_Text segment_.
....

With a career spanning more than 30 years in technology and finance, Goldberg, who was previously Vice President, brings his strategic leadership and industry expertise to guide the company into a new era of transparency, innovation and value creation. The company said, under Goldberg’s leadership, Claranova is entering a new era of transparency and transformation, focused on the operational success of its many colleagues around the world and improving customer engagement.

“I am committed to creating value for all of our stakeholders by leveraging our strengths, encouraging innovation and guiding our company and its teams around the world toward sustainable success,” said Goldberg.

In addition, Craig Forman, Chairman of Claranova’s Nominations and Remuneration Committee,was appointed Vice Chairman of the Board of Directors. Michele Anderson was appointed to succeed Meston as Chair of the Corporate Social Responsibility (CSR) Committee.

The Board of Directors is now made up of six directors, five of whom have joined the Board since the second half of last year.

Claranova also announced the signature of a new €108m facility agreement with funds managed by Cheyne Capital Management and Heights Capital Management. This new financing will enable the company to refinance all its OCEANE bonds, strengthen its balance sheet and extend the maturity of its debt by four years, the company said.

Pierre Cesarini, CEO, Claranova

“After several months of hard work and negotiations, the signature of this financing agreement is a source of enormous satisfaction for the Group and its teams,” said Pierre Cesarini, CEO. “This agreement represents a decisive step in our continued development by enabling us to refinance a debt that has weighed on our financial structure. As a result of this new liquidity and the rescheduling of our debt, we are today in a much better position to pursue our development under more secure and sustainable conditions.”

In addition to refinancing the “OCEANE” debt, Claranova will use the net proceeds from this new financing arrangement to prepay the bullet portion (Tranche B) of the existing debt of the SaarLB banking pool and pay transaction-related costs, the company said. The remaining cash will be used to finance Claranova’s day-to-day operating needs. The new €108 million facility agreement is underwritten by the Group’s subsidiary Claranova Development SARL and has a 4-year maturity with bullet repayment on April 4, 2028. It is subject to quarterly interest payments of 6.5% p.a. plus the 3-month Euribor benchmark rate.

This financing also provides for additional compounded quarterly interest of 3.75% p.a., repayable at maturity, as well as an option by Claranova to pay interest in cash payments at 3.25% p.a. on each due date. The closing of the transaction, which is subject to the customary conditions precedent, is scheduled for April
4, 2024.

As part of this transaction, the Group will repay Tranche B in full and refinance the amortizable portion of the SaarLB banking pool debt in the amount of €12.5 million. This debt will be refinanced at the level of Claranova Development SARL, over a 4.5-year term maturing on July 1, 2028, at 6-month Euribor + 3.50% margin. The repayment schedule has also been modified as follows: €3 million on 07/01/24, €4 million on 01/01/25, €2.5 million on 07/01/2025, €1 million on 07/01/26, €1 million on 07/01/27 and €1 million on 07/01/28.

....

Dataset excerpts:
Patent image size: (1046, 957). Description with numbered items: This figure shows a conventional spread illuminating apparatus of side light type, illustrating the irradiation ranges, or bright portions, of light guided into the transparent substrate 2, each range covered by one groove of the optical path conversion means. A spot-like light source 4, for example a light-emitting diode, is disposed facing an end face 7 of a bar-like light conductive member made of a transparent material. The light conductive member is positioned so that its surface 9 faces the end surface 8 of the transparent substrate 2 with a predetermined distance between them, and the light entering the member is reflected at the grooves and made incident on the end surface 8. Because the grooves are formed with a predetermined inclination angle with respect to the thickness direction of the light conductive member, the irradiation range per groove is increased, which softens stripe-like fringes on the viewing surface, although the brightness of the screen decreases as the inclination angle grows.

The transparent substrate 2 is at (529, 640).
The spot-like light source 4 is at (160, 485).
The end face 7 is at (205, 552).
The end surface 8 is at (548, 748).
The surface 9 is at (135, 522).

....

_Required task_.
Put this sentence from the Claranova article into Spanish: "The Board of Directors is now made up of six directors, five of whom have joined the Board since the second half of last year."

_Finished answer_.
El Consejo de Administración está ahora compuesto por seis consejeros, cinco de los cuales se han incorporado al Consejo desde la segunda mitad del año pasado.